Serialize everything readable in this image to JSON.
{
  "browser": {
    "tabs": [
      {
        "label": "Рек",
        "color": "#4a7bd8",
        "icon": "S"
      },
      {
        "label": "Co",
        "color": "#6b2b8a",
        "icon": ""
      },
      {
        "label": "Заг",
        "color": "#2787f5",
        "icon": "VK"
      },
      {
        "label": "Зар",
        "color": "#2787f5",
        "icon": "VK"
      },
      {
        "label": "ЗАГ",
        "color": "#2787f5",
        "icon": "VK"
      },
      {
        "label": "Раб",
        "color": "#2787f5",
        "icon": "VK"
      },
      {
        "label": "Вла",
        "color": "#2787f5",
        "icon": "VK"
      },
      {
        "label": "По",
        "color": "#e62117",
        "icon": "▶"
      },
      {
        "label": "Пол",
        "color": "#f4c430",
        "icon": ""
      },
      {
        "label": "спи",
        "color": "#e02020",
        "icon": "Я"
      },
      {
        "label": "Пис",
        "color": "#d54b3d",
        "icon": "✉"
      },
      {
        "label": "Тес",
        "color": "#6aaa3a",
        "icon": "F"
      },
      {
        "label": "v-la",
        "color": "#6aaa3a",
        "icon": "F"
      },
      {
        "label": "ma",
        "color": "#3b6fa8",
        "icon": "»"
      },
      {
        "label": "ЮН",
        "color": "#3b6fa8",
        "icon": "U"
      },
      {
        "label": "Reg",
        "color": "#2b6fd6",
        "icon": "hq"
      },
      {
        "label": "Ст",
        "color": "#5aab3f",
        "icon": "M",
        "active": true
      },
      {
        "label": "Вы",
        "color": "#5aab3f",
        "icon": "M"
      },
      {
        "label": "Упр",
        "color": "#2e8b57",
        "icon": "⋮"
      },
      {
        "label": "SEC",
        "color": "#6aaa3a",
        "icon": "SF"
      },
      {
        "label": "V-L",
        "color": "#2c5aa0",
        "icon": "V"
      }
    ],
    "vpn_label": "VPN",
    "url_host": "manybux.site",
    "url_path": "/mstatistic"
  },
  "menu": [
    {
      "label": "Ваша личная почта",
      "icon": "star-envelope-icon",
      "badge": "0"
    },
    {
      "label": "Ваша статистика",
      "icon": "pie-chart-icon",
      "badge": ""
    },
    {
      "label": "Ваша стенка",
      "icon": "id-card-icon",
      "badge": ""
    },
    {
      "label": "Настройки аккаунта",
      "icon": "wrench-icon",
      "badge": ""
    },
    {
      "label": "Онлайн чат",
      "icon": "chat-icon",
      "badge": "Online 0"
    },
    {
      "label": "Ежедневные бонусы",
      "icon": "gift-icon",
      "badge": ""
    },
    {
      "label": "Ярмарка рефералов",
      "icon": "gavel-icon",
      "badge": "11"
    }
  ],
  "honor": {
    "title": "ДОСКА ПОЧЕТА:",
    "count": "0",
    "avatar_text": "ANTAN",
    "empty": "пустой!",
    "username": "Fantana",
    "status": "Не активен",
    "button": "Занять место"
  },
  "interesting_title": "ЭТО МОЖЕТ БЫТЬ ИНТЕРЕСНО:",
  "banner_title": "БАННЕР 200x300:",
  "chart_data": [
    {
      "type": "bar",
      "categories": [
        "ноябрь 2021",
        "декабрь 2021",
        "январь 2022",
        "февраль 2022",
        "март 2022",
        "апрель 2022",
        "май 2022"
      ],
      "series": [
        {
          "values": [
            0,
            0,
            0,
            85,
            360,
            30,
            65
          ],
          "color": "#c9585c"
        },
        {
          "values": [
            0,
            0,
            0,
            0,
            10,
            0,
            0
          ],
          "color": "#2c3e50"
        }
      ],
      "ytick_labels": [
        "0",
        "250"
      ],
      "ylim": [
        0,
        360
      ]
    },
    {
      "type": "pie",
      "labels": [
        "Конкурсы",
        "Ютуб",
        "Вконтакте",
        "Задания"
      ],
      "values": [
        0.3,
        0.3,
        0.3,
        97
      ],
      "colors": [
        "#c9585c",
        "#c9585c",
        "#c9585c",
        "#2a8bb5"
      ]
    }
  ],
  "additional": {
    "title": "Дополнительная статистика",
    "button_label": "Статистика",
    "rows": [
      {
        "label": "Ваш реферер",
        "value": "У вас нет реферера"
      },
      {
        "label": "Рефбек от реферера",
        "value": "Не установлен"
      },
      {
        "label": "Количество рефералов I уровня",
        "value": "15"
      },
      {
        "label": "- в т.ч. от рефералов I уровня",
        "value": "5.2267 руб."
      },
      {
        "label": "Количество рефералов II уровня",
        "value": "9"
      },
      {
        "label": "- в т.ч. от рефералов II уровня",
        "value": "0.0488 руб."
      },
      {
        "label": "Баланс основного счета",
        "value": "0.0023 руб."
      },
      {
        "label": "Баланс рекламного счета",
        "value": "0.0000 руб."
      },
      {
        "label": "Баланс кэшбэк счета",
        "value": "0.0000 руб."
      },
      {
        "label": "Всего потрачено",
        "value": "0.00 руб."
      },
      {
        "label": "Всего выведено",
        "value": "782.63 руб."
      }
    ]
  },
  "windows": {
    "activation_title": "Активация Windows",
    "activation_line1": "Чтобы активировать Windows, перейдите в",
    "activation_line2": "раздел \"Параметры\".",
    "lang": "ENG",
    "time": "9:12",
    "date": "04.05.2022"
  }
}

• DIRECTIONS: Which lines contain "счета"? Show each of them.

• RESPONSE TO THE TASK:
        "label": "Баланс основного счета",
        "label": "Баланс рекламного счета",
        "label": "Баланс кэшбэк счета",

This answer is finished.